### Records supplied
#####

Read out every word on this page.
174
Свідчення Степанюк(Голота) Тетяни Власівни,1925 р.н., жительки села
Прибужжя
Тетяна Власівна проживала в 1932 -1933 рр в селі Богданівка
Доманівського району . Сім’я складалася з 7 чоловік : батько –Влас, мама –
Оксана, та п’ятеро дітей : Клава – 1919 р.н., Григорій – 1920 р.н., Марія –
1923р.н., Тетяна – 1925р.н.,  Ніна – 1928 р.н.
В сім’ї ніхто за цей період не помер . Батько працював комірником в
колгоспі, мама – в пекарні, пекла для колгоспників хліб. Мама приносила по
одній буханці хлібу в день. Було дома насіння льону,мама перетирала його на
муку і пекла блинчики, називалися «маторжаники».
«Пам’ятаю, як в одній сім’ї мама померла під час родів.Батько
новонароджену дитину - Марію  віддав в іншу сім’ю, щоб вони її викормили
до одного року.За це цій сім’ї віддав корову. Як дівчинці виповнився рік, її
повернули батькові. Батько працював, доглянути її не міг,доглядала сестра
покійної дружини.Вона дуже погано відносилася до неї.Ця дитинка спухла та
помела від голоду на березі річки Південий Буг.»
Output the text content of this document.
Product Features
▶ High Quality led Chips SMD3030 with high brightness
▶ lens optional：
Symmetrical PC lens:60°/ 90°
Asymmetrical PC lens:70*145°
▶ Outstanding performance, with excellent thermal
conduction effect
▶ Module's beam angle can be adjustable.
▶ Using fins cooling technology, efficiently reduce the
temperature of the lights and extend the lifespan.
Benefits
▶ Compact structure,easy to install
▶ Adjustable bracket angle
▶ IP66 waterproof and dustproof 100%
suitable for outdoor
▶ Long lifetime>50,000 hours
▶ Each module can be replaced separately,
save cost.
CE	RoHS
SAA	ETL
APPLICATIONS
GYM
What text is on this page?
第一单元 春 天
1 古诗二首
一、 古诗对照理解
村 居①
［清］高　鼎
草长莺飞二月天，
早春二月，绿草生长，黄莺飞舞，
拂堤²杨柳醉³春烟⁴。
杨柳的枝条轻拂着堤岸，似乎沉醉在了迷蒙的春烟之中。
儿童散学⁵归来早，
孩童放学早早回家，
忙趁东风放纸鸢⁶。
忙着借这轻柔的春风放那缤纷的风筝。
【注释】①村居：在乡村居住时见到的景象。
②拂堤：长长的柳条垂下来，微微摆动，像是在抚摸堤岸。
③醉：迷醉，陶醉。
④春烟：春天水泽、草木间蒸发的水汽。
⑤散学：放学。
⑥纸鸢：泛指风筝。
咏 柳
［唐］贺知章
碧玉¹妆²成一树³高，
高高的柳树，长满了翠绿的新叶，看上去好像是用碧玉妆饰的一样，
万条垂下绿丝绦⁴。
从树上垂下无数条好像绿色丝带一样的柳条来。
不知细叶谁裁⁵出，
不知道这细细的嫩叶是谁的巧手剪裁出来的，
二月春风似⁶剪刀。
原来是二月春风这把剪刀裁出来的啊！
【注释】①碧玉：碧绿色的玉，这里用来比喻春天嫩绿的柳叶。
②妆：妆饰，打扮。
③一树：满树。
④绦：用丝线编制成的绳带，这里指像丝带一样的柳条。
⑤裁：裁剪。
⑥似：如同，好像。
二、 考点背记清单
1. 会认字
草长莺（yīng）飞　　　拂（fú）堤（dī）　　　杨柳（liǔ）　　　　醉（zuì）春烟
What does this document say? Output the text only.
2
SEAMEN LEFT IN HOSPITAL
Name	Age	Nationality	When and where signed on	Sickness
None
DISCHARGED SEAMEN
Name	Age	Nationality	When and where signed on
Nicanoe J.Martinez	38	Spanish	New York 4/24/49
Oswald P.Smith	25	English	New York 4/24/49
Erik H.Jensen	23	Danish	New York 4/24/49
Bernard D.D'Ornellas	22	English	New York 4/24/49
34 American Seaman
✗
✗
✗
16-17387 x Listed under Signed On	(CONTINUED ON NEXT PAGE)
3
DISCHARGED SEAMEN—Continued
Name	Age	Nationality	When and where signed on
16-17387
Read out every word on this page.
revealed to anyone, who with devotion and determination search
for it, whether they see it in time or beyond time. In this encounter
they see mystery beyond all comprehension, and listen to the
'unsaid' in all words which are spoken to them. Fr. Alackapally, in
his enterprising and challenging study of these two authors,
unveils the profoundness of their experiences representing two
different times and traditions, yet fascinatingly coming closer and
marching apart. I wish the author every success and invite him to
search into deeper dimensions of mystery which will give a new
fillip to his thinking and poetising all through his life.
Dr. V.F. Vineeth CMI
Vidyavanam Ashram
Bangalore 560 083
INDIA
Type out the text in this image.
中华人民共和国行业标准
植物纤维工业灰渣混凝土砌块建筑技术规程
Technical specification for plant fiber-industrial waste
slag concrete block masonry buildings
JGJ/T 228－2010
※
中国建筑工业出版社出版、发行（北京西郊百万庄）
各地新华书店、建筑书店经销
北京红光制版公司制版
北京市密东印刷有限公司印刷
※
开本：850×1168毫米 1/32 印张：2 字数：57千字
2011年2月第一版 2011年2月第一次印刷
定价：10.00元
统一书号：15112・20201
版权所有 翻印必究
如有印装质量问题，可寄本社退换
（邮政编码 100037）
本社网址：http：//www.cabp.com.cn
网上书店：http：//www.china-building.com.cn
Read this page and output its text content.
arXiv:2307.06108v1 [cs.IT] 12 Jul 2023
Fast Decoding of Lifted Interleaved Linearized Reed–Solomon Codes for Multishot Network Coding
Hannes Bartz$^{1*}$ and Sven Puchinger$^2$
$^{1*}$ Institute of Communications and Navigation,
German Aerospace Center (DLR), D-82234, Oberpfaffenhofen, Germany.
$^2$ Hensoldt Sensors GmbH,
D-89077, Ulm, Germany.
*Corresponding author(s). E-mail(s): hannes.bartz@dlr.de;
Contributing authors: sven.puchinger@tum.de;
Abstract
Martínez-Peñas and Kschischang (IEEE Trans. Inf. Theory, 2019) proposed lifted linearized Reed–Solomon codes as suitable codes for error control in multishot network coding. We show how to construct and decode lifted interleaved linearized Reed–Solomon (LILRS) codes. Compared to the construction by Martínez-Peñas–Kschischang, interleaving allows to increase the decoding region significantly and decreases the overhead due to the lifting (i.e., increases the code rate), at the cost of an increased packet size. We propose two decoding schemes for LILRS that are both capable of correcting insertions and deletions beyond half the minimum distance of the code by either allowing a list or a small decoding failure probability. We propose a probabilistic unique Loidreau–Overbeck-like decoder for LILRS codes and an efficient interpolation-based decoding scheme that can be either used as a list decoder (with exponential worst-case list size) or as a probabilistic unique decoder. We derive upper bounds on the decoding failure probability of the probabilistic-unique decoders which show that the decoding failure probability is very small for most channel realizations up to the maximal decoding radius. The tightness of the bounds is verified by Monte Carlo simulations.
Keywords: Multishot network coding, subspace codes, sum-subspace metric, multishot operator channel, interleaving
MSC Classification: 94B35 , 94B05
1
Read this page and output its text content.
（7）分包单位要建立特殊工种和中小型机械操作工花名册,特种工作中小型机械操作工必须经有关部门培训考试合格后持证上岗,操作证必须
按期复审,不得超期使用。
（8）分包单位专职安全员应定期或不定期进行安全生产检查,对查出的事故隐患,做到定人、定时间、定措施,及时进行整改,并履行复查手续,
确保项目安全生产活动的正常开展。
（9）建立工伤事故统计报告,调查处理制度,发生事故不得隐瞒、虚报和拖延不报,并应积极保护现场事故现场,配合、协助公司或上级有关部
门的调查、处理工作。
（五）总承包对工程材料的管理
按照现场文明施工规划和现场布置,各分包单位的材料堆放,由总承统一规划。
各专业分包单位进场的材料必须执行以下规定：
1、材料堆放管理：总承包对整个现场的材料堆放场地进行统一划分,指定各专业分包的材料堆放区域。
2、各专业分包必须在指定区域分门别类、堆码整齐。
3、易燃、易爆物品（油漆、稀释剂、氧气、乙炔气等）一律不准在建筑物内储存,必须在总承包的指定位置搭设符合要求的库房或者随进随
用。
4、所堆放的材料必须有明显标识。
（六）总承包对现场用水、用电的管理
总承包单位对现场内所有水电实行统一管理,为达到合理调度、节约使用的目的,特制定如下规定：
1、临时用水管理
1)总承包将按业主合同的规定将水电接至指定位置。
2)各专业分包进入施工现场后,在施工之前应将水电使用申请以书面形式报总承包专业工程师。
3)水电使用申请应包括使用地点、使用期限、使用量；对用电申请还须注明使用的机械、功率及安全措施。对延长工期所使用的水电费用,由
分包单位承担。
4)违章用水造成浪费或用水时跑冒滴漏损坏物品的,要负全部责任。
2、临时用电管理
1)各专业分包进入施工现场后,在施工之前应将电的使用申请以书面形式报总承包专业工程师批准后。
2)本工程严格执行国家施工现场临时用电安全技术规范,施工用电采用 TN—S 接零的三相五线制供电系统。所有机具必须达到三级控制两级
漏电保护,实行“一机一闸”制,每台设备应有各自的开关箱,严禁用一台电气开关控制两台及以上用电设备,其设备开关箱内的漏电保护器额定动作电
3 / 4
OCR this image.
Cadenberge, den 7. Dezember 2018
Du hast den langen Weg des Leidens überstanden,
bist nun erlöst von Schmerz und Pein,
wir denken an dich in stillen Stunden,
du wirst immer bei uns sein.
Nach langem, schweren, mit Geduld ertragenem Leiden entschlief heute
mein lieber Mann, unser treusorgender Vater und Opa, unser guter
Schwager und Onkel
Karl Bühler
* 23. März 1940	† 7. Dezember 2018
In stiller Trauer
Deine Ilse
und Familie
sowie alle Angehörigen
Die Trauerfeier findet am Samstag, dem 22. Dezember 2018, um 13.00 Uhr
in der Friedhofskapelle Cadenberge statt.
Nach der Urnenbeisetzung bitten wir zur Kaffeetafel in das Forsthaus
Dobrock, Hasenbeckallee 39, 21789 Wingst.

#####

Return each line of the data that contains the string "with".

### Exercise solution
▶ High Quality led Chips SMD3030 with high brightness
▶ Outstanding performance, with excellent thermal
revealed to anyone, who with devotion and determination search
Martínez-Peñas and Kschischang (IEEE Trans. Inf. Theory, 2019) proposed lifted linearized Reed–Solomon codes as suitable codes for error control in multishot network coding. We show how to construct and decode lifted interleaved linearized Reed–Solomon (LILRS) codes. Compared to the construction by Martínez-Peñas–Kschischang, interleaving allows to increase the decoding region significantly and decreases the overhead due to the lifting (i.e., increases the code rate), at the cost of an increased packet size. We propose two decoding schemes for LILRS that are both capable of correcting insertions and deletions beyond half the minimum distance of the code by either allowing a list or a small decoding failure probability. We propose a probabilistic unique Loidreau–Overbeck-like decoder for LILRS codes and an efficient interpolation-based decoding scheme that can be either used as a list decoder (with exponential worst-case list size) or as a probabilistic unique decoder. We derive upper bounds on the decoding failure probability of the probabilistic-unique decoders which show that the decoding failure probability is very small for most channel realizations up to the maximal decoding radius. The tightness of the bounds is verified by Monte Carlo simulations.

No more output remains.